> DATA SHOWN
----------------
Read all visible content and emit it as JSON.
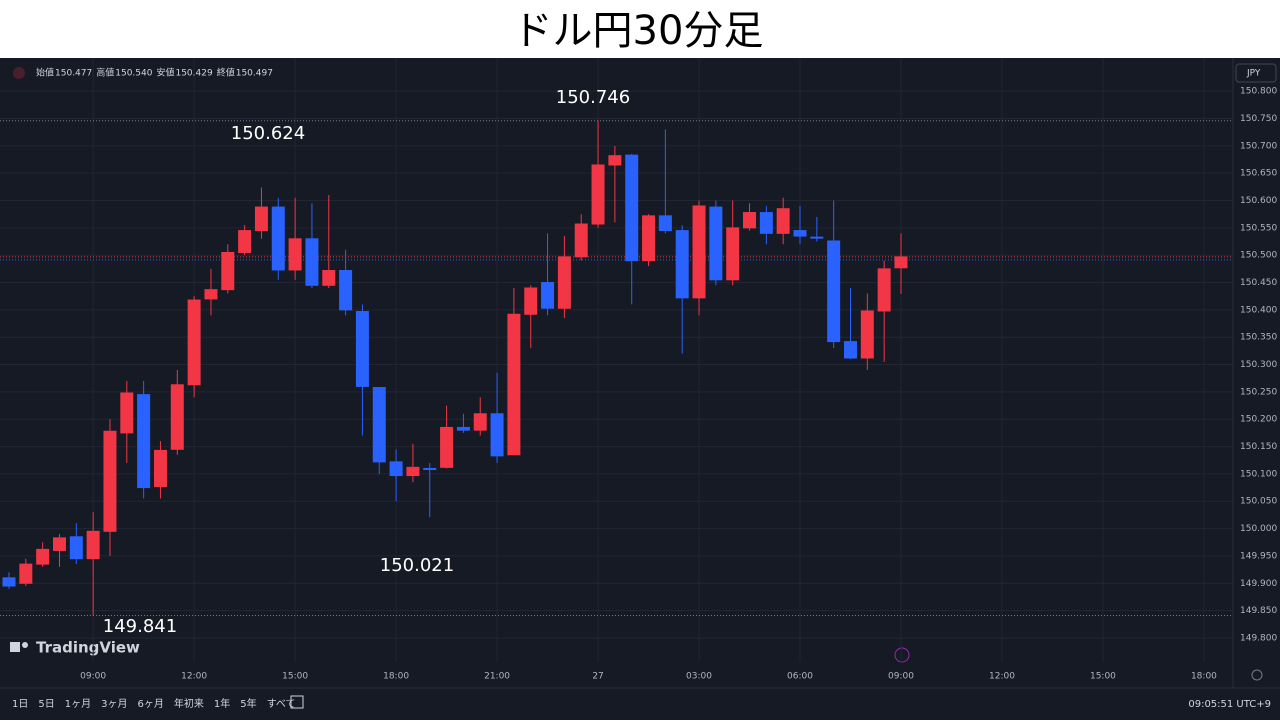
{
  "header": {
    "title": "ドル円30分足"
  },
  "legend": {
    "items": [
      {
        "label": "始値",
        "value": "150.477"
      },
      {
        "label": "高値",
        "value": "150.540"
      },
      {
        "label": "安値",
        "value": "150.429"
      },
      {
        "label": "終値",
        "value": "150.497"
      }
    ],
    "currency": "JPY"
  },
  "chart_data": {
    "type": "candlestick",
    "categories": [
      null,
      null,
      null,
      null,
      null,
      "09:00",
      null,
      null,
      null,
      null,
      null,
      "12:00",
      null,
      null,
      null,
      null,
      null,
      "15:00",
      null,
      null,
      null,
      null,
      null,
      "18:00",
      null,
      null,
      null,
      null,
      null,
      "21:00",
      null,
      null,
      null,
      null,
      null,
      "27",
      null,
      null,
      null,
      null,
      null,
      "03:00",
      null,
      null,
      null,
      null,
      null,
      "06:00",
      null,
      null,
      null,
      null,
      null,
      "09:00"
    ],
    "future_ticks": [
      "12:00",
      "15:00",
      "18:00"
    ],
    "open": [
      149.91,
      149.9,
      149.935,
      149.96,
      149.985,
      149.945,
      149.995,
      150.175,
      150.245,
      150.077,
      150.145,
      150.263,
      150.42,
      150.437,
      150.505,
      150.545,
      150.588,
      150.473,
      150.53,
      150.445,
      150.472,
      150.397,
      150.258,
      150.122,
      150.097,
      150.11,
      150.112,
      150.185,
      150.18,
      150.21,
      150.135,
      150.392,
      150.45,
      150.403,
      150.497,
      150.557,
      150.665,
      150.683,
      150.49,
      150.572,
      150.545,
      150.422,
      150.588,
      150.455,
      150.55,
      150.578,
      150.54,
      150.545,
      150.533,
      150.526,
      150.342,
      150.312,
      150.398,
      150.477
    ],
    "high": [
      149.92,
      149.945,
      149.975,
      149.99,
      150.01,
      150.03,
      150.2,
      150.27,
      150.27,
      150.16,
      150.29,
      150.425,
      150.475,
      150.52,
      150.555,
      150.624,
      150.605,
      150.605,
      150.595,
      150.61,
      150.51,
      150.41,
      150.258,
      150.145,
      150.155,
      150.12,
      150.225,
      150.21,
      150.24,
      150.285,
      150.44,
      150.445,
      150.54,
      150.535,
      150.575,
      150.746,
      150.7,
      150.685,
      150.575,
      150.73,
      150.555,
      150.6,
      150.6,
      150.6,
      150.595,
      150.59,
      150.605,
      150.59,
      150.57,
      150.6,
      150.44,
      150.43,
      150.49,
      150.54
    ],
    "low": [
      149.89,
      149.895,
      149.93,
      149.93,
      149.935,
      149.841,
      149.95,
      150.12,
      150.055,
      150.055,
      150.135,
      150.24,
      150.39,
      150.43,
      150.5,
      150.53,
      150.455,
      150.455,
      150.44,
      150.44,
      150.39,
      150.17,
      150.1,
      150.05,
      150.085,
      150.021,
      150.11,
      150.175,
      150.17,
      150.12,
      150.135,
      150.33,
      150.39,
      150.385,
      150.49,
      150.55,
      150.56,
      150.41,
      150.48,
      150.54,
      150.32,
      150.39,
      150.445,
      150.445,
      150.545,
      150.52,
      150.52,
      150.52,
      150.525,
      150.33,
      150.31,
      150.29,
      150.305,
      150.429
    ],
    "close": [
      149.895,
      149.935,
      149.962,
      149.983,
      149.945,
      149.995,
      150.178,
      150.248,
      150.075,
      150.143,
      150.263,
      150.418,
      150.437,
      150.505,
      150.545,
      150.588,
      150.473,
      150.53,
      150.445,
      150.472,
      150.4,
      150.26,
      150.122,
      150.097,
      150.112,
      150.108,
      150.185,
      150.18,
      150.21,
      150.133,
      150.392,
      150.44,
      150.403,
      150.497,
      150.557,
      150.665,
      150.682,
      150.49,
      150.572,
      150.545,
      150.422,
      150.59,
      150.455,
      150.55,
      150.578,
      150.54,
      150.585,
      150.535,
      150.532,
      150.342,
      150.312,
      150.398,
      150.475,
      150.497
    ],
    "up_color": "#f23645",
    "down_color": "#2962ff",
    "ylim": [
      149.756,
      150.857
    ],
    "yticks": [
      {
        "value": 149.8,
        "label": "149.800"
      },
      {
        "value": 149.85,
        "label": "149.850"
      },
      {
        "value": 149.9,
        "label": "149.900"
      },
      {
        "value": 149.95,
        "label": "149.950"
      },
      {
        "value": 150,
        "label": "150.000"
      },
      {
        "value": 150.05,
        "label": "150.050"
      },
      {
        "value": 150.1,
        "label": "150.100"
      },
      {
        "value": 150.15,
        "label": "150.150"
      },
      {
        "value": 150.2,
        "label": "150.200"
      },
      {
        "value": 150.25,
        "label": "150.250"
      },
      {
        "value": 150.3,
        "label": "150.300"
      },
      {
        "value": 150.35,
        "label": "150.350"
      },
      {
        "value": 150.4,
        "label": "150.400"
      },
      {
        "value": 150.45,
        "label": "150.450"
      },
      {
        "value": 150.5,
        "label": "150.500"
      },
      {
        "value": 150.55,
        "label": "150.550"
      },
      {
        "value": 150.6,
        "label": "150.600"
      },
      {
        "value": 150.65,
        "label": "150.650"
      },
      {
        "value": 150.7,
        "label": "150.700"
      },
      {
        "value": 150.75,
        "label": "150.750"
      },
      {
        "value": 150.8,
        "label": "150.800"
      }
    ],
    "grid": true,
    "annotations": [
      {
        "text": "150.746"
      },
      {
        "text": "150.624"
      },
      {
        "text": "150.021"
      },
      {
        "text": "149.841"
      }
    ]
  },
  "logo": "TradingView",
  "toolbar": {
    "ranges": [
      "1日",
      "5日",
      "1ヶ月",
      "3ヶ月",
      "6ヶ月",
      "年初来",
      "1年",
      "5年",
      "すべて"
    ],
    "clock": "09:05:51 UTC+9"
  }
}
----------------
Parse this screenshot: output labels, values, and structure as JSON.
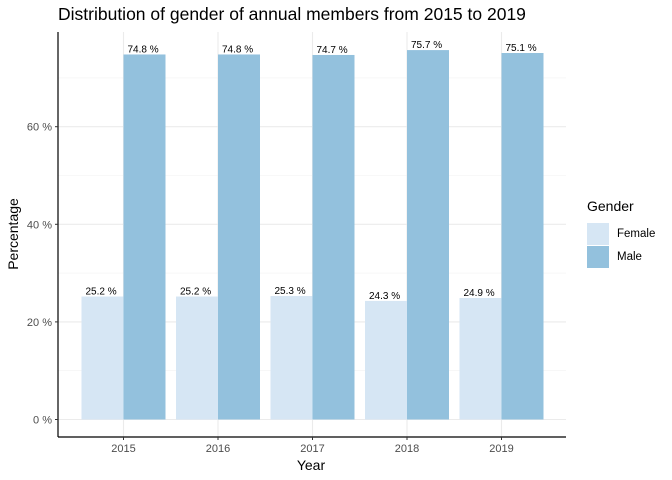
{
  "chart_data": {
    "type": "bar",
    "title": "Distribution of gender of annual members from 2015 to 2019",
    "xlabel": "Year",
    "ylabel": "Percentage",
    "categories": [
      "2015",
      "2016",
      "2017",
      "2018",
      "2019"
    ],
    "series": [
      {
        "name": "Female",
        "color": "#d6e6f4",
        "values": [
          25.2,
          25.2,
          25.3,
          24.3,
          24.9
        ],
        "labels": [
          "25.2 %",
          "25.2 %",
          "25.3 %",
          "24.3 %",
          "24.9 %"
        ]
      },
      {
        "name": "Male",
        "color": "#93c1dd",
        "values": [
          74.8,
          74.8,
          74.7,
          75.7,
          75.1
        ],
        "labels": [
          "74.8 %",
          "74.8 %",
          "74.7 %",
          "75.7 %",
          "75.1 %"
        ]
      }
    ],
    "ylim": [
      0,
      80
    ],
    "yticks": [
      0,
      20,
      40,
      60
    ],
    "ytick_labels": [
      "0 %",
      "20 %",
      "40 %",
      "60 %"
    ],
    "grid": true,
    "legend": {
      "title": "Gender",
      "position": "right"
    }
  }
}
----------------
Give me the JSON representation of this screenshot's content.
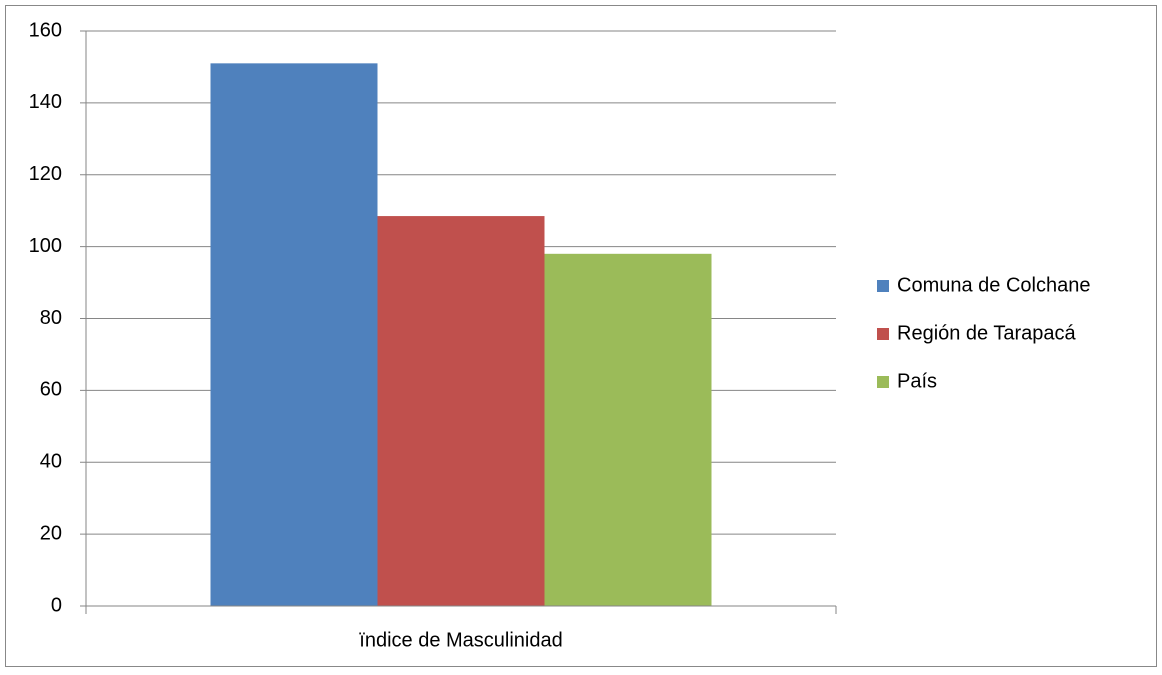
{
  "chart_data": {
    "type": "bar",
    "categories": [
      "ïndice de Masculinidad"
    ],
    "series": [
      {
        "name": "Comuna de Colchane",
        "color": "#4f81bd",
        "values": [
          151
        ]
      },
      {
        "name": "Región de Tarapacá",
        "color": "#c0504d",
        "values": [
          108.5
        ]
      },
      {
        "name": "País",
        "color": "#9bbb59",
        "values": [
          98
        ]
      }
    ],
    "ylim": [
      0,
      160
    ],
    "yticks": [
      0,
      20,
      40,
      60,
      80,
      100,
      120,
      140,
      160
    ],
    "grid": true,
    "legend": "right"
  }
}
----------------
> GIVEN INSTRUCTION
Write out every line from the entries where "screenshot" appears.

> ANSWER FOR THIS EXERCISE
Parse this screenshot: output labels, values, and structure as JSON.
Give me the JSON representation of this screenshot's content.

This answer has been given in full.